** Task prompt **
Retype the material in full, keeping every word the same.
++++++++++
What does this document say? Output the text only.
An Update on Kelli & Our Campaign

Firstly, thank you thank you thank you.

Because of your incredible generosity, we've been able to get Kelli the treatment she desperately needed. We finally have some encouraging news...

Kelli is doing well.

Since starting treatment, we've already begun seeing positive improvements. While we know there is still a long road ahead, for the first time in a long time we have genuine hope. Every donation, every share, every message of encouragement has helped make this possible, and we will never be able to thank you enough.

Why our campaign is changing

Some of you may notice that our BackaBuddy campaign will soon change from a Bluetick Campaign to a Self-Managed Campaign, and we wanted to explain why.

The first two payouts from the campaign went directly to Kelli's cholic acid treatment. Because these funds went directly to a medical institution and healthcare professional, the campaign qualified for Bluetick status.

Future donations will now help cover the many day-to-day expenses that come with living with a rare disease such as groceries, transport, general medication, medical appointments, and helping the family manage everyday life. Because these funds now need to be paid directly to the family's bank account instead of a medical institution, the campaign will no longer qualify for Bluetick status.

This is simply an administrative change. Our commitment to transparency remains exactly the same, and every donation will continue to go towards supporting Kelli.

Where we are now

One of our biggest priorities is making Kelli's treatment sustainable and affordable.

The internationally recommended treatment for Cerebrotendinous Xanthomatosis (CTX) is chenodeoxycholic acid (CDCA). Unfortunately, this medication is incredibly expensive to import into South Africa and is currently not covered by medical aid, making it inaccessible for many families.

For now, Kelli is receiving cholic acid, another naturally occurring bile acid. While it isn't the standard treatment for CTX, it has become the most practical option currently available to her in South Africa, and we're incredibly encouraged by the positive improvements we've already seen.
++++++++++
** In response **
What does this document say? Output the text only.
An Update on Kelli & Our Campaign

Firstly, thank you thank you thank you.

Because of your incredible generosity, we've been able to get Kelli the treatment she desperately needed. We finally have some encouraging news...

Kelli is doing well.

Since starting treatment, we've already begun seeing positive improvements. While we know there is still a long road ahead, for the first time in a long time we have genuine hope. Every donation, every share, every message of encouragement has helped make this possible, and we will never be able to thank you enough.

Why our campaign is changing

Some of you may notice that our BackaBuddy campaign will soon change from a Bluetick Campaign to a Self-Managed Campaign, and we wanted to explain why.

The first two payouts from the campaign went directly to Kelli's cholic acid treatment. Because these funds went directly to a medical institution and healthcare professional, the campaign qualified for Bluetick status.

Future donations will now help cover the many day-to-day expenses that come with living with a rare disease such as groceries, transport, general medication, medical appointments, and helping the family manage everyday life. Because these funds now need to be paid directly to the family's bank account instead of a medical institution, the campaign will no longer qualify for Bluetick status.

This is simply an administrative change. Our commitment to transparency remains exactly the same, and every donation will continue to go towards supporting Kelli.

Where we are now

One of our biggest priorities is making Kelli's treatment sustainable and affordable.

The internationally recommended treatment for Cerebrotendinous Xanthomatosis (CTX) is chenodeoxycholic acid (CDCA). Unfortunately, this medication is incredibly expensive to import into South Africa and is currently not covered by medical aid, making it inaccessible for many families.

For now, Kelli is receiving cholic acid, another naturally occurring bile acid. While it isn't the standard treatment for CTX, it has become the most practical option currently available to her in South Africa, and we're incredibly encouraged by the positive improvements we've already seen.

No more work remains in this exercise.